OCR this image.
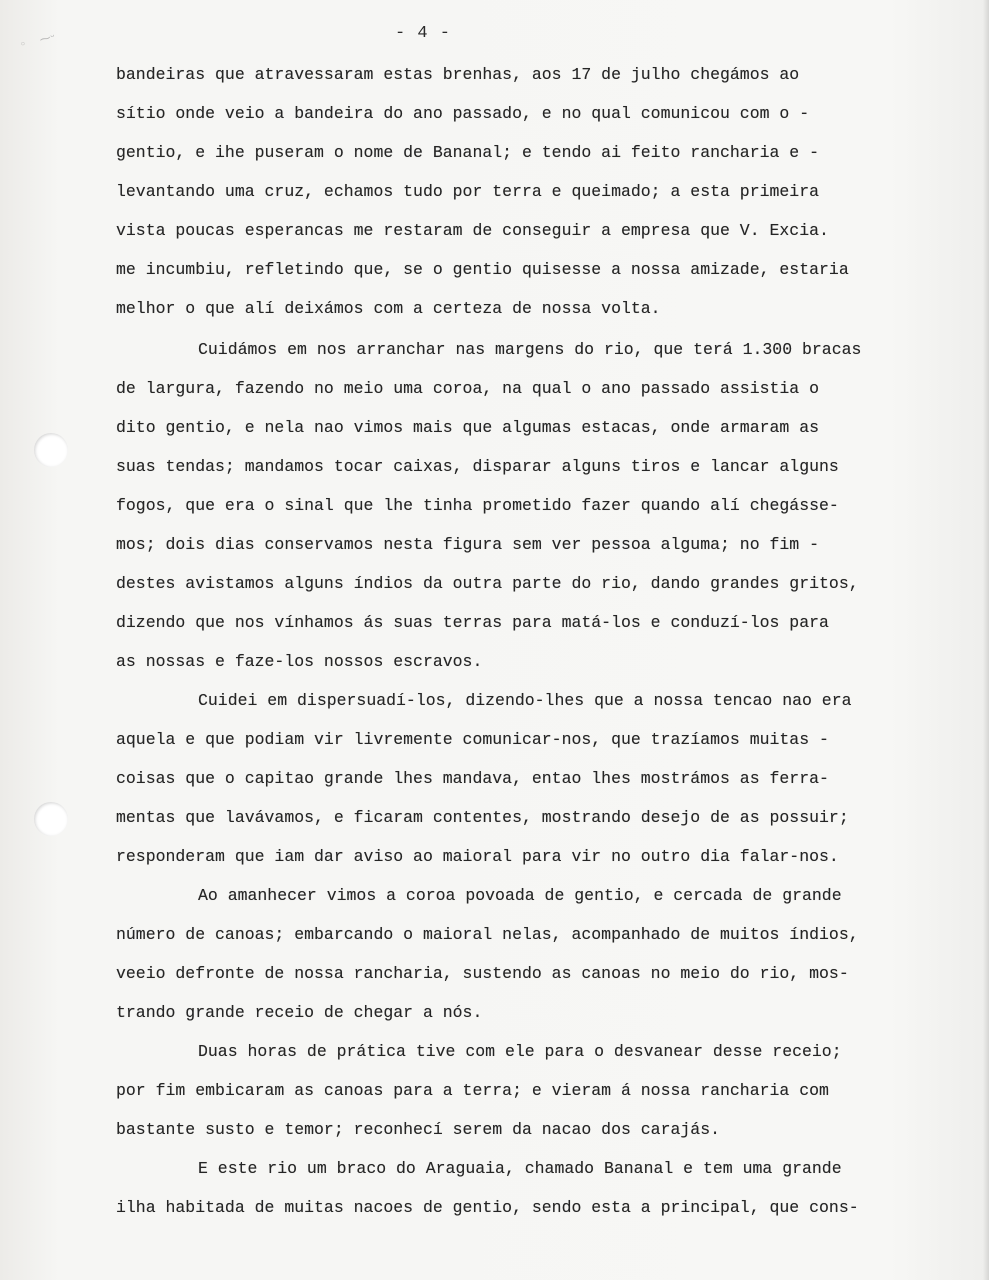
◦    ⁓ᵕ	- 4 -
bandeiras que atravessaram estas brenhas, aos 17 de julho chegámos ao
sítio onde veio a bandeira do ano passado, e no qual comunicou com o -
gentio, e ihe puseram o nome de Bananal; e tendo ai feito rancharia e -
levantando uma cruz, echamos tudo por terra e queimado; a esta primeira
vista poucas esperancas me restaram de conseguir a empresa que V. Excia.
me incumbiu, refletindo que, se o gentio quisesse a nossa amizade, estaria
melhor o que alí deixámos com a certeza de nossa volta.
Cuidámos em nos arranchar nas margens do rio, que terá 1.300 bracas
de largura, fazendo no meio uma coroa, na qual o ano passado assistia o
dito gentio, e nela nao vimos mais que algumas estacas, onde armaram as
suas tendas; mandamos tocar caixas, disparar alguns tiros e lancar alguns
fogos, que era o sinal que lhe tinha prometido fazer quando alí chegásse-
mos; dois dias conservamos nesta figura sem ver pessoa alguma; no fim -
destes avistamos alguns índios da outra parte do rio, dando grandes gritos,
dizendo que nos vínhamos ás suas terras para matá-los e conduzí-los para
as nossas e faze-los nossos escravos.
Cuidei em dispersuadí-los, dizendo-lhes que a nossa tencao nao era
aquela e que podiam vir livremente comunicar-nos, que trazíamos muitas -
coisas que o capitao grande lhes mandava, entao lhes mostrámos as ferra-
mentas que lavávamos, e ficaram contentes, mostrando desejo de as possuir;
responderam que iam dar aviso ao maioral para vir no outro dia falar-nos.
Ao amanhecer vimos a coroa povoada de gentio, e cercada de grande
número de canoas; embarcando o maioral nelas, acompanhado de muitos índios,
veeio defronte de nossa rancharia, sustendo as canoas no meio do rio, mos-
trando grande receio de chegar a nós.
Duas horas de prática tive com ele para o desvanear desse receio;
por fim embicaram as canoas para a terra; e vieram á nossa rancharia com
bastante susto e temor; reconhecí serem da nacao dos carajás.
E este rio um braco do Araguaia, chamado Bananal e tem uma grande
ilha habitada de muitas nacoes de gentio, sendo esta a principal, que cons-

> WORK TO COMPLETE: Check each line of the records for the word "rancharia" and extract those that contain it.

> EXERCISE RESPONSE:
gentio, e ihe puseram o nome de Bananal; e tendo ai feito rancharia e -
veeio defronte de nossa rancharia, sustendo as canoas no meio do rio, mos-
por fim embicaram as canoas para a terra; e vieram á nossa rancharia com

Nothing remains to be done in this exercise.